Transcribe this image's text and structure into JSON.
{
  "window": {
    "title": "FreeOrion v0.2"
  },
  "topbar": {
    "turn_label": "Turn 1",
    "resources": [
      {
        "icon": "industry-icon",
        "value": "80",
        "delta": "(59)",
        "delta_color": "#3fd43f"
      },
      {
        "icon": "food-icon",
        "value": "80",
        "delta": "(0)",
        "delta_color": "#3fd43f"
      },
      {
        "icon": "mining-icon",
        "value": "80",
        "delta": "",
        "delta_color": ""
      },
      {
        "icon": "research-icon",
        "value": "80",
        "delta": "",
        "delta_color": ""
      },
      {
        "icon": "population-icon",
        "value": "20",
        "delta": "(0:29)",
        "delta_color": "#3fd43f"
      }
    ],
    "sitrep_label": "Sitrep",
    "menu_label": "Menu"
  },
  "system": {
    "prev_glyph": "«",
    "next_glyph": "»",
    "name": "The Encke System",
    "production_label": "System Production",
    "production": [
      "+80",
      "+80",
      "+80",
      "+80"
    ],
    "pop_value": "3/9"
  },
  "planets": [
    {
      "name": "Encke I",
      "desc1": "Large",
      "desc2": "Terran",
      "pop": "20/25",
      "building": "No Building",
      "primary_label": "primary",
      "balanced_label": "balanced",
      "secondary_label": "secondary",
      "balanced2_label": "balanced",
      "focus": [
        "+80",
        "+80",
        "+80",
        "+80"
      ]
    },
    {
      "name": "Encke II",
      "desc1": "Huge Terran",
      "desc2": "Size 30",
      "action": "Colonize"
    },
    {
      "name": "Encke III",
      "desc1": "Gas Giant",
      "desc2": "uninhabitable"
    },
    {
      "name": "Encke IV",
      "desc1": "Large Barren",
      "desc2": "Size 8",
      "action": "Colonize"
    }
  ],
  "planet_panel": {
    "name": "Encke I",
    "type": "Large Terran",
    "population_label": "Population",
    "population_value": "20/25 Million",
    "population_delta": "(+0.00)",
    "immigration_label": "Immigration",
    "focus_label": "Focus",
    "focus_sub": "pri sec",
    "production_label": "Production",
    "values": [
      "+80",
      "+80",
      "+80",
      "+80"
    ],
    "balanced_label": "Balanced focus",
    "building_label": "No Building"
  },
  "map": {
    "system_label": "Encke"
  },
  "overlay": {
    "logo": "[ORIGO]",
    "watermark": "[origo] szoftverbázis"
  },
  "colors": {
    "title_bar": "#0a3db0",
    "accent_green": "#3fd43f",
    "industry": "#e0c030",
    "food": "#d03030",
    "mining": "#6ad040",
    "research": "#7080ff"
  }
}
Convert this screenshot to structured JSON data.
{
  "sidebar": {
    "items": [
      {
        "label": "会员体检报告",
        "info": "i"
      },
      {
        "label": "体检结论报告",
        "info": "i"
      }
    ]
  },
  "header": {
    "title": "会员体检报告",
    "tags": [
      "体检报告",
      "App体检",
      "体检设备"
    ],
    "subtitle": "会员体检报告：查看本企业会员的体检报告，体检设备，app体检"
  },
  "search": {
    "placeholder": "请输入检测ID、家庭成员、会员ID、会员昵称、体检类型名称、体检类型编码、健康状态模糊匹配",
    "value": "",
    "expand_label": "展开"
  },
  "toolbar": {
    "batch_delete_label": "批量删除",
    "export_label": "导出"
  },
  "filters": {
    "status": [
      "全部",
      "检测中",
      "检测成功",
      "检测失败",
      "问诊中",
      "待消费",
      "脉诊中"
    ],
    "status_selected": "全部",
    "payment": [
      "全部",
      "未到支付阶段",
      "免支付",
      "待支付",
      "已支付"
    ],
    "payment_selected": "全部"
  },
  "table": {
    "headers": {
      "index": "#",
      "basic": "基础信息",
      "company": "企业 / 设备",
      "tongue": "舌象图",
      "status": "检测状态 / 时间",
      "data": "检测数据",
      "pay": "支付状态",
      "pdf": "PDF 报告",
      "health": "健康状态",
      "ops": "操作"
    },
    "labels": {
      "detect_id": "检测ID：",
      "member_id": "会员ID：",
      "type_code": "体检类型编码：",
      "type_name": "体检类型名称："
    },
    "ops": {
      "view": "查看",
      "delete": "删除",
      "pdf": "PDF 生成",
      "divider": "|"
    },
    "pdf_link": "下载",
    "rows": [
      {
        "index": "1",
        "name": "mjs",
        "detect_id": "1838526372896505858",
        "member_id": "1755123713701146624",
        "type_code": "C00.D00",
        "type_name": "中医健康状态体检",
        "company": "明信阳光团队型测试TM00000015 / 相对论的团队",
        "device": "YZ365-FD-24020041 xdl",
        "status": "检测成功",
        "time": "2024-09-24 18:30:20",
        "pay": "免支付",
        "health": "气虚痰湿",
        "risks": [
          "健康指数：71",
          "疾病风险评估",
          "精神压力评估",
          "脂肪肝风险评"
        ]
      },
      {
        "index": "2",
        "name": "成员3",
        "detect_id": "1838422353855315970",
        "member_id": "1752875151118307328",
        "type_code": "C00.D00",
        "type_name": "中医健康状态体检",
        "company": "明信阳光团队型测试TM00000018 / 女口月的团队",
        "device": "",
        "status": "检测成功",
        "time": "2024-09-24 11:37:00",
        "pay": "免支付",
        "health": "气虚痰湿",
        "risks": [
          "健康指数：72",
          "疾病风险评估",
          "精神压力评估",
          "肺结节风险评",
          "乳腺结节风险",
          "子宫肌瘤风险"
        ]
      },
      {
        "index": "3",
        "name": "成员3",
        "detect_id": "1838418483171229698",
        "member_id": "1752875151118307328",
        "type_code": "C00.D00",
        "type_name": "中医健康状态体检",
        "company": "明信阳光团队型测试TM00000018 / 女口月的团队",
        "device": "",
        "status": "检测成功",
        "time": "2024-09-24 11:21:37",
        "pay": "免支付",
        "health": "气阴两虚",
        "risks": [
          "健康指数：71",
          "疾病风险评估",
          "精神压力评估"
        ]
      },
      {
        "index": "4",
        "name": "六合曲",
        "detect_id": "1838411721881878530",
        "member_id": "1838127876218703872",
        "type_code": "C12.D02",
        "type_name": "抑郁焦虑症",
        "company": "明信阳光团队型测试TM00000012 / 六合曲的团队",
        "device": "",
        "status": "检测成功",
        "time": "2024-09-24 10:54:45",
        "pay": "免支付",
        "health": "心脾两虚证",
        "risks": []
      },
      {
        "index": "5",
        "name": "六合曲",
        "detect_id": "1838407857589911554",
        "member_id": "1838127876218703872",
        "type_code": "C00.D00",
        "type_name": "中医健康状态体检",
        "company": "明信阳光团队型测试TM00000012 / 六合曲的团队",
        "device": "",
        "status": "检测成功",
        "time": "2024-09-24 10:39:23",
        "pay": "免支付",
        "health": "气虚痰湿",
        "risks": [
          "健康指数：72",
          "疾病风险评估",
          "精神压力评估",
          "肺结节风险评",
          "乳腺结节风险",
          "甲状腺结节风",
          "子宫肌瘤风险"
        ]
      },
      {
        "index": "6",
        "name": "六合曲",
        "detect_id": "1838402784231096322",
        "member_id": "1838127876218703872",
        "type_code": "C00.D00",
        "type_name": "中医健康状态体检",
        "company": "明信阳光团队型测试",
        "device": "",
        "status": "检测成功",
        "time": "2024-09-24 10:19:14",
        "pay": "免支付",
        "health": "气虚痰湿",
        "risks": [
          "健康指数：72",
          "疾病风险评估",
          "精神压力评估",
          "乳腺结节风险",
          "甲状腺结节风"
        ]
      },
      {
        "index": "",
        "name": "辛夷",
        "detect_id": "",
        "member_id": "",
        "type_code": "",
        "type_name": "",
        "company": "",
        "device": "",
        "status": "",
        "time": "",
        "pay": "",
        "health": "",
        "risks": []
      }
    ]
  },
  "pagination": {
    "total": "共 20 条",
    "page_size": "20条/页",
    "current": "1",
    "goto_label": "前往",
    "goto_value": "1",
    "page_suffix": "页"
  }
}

-- What to do --
Of all the lines in the listing above, how many include "data"? Write only the number.

-- Response below --
2